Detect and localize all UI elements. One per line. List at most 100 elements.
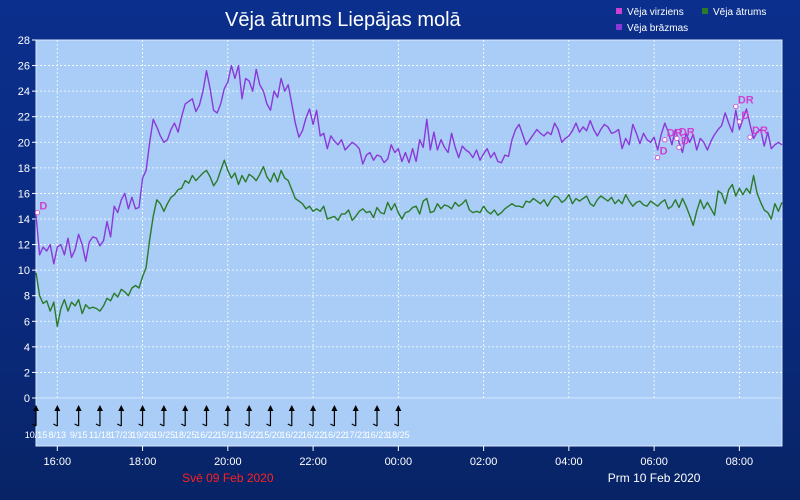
legend-swatch-direction [616,8,622,14]
y-tick-label: 20 [18,137,30,149]
direction-arrowhead [331,405,338,411]
x-tick-label: 06:00 [640,456,668,468]
direction-arrowhead [203,405,210,411]
direction-point [662,137,668,143]
x-tick-label: 08:00 [726,456,754,468]
x-tick-label: 20:00 [214,456,242,468]
direction-label: D [39,201,47,213]
direction-arrowhead [139,405,146,411]
y-tick-label: 22 [18,112,30,124]
direction-barb [308,423,314,427]
direction-barb [372,423,378,427]
direction-barb [223,423,229,427]
direction-point [676,144,682,150]
date-labels: Svē 09 Feb 2020 Prm 10 Feb 2020 [182,471,701,485]
direction-barb [138,423,143,427]
direction-strip-label: 8/13 [49,430,67,440]
direction-arrowhead [160,405,167,411]
direction-barb [180,423,186,427]
direction-arrowhead [267,405,274,411]
direction-arrowhead [33,405,39,411]
direction-barb [351,423,356,427]
y-tick-label: 26 [18,61,30,73]
legend-swatch-gusts [616,24,622,30]
direction-arrowhead [54,405,61,411]
y-tick-label: 0 [24,393,30,405]
direction-strip-label: 11/18 [89,430,111,440]
direction-barb [159,423,165,427]
grid [36,40,782,398]
direction-arrowhead [182,405,189,411]
direction-point [736,119,742,125]
date-label: Svē 09 Feb 2020 [182,471,274,485]
legend-label-gusts: Vēja brāzmas [627,23,688,34]
direction-barb [202,423,207,427]
direction-strip-label: 15/20 [259,430,282,440]
series-lines [35,64,783,328]
direction-strip-label: 10/15 [25,430,48,440]
date-label: Prm 10 Feb 2020 [608,471,701,485]
direction-arrowhead [96,405,103,411]
direction-barb [266,423,271,427]
x-tick-label: 02:00 [470,456,498,468]
y-tick-label: 14 [18,214,30,226]
direction-arrowhead [75,405,82,411]
y-tick-label: 8 [24,291,30,303]
direction-barb [394,423,399,427]
direction-strip-label: 16/22 [302,430,325,440]
x-tick-label: 00:00 [385,456,413,468]
direction-arrowhead [310,405,317,411]
direction-strip-label: 18/25 [387,430,410,440]
y-tick-label: 16 [18,188,30,200]
direction-strip-label: 17/23 [344,430,367,440]
direction-strip-label: 19/25 [153,430,176,440]
legend: Vēja virziens Vēja ātrums Vēja brāzmas [616,7,766,34]
y-tick-label: 10 [18,265,30,277]
legend-label-direction: Vēja virziens [627,7,684,18]
direction-strip-label: 16/22 [281,430,304,440]
direction-strip-label: 17/23 [110,430,133,440]
direction-barb [117,423,122,427]
y-tick-label: 18 [18,163,30,175]
direction-label: D [741,110,749,122]
x-tick-label: 04:00 [555,456,583,468]
direction-strip-label: 16/22 [195,430,218,440]
y-tick-label: 12 [18,240,30,252]
direction-arrowhead [395,405,402,411]
x-tick-label: 18:00 [129,456,157,468]
direction-arrowhead [118,405,125,411]
direction-strip-label: 9/15 [70,430,88,440]
x-tick-label: 16:00 [44,456,72,468]
direction-arrowhead [224,405,231,411]
direction-strip-label: 18/25 [174,430,197,440]
series-line [35,159,783,328]
direction-label: DR [752,125,768,137]
chart-title: Vēja ātrums Liepājas molā [225,9,462,31]
direction-barb [74,423,79,427]
direction-strip [35,397,783,447]
y-tick-label: 6 [24,316,30,328]
direction-barb [53,423,58,427]
direction-barb [31,423,37,427]
series-line [35,64,783,265]
direction-point [674,135,680,142]
direction-arrowhead [352,405,359,411]
direction-arrowhead [374,405,381,411]
direction-point [34,210,41,216]
direction-point [655,155,661,161]
direction-strip-label: 15/22 [238,430,261,440]
x-axis: 16:00 18:00 20:00 22:00 00:00 02:00 04:00 06:00… [44,446,754,468]
y-tick-label: 2 [24,367,30,379]
legend-label-speed: Vēja ātrums [713,7,766,18]
x-tick-label: 22:00 [299,456,327,468]
direction-strip-label: 15/21 [217,430,240,440]
direction-barb [95,423,101,427]
direction-arrowhead [288,405,295,411]
legend-swatch-speed [702,8,708,14]
direction-barb [244,423,250,427]
y-tick-label: 4 [24,342,30,354]
direction-label: DR [738,94,754,106]
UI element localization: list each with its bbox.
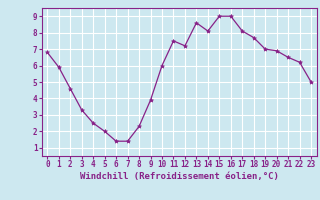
X-axis label: Windchill (Refroidissement éolien,°C): Windchill (Refroidissement éolien,°C) <box>80 172 279 181</box>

- - - - -

* What the exercise asks
Copy the material from the line with "legend-swatch-direction [616,8,622,14]" up to and including the line with "direction-arrowhead [182,405,189,411]", swapping "direction-barb" for "wind-barb" and leaving everything else unchanged.

* Solution to the problem
legend-swatch-direction [616,8,622,14]
y-tick-label: 20 [18,137,30,149]
direction-arrowhead [331,405,338,411]
x-tick-label: 06:00 [640,456,668,468]
direction-arrowhead [203,405,210,411]
direction-point [662,137,668,143]
x-tick-label: 08:00 [726,456,754,468]
x-tick-label: 20:00 [214,456,242,468]
direction-label: D [39,201,47,213]
direction-arrowhead [139,405,146,411]
y-tick-label: 22 [18,112,30,124]
wind-barb [308,423,314,427]
wind-barb [372,423,378,427]
wind-barb [223,423,229,427]
direction-point [676,144,682,150]
date-labels: Svē 09 Feb 2020 Prm 10 Feb 2020 [182,471,701,485]
wind-barb [138,423,143,427]
direction-strip-label: 8/13 [49,430,67,440]
direction-arrowhead [160,405,167,411]
wind-barb [180,423,186,427]
direction-arrowhead [267,405,274,411]
direction-arrowhead [33,405,39,411]
wind-barb [351,423,356,427]
y-tick-label: 26 [18,61,30,73]
legend-swatch-gusts [616,24,622,30]
direction-arrowhead [54,405,61,411]
y-tick-label: 0 [24,393,30,405]
direction-strip-label: 11/18 [89,430,111,440]
wind-barb [159,423,165,427]
grid [36,40,782,398]
direction-arrowhead [182,405,189,411]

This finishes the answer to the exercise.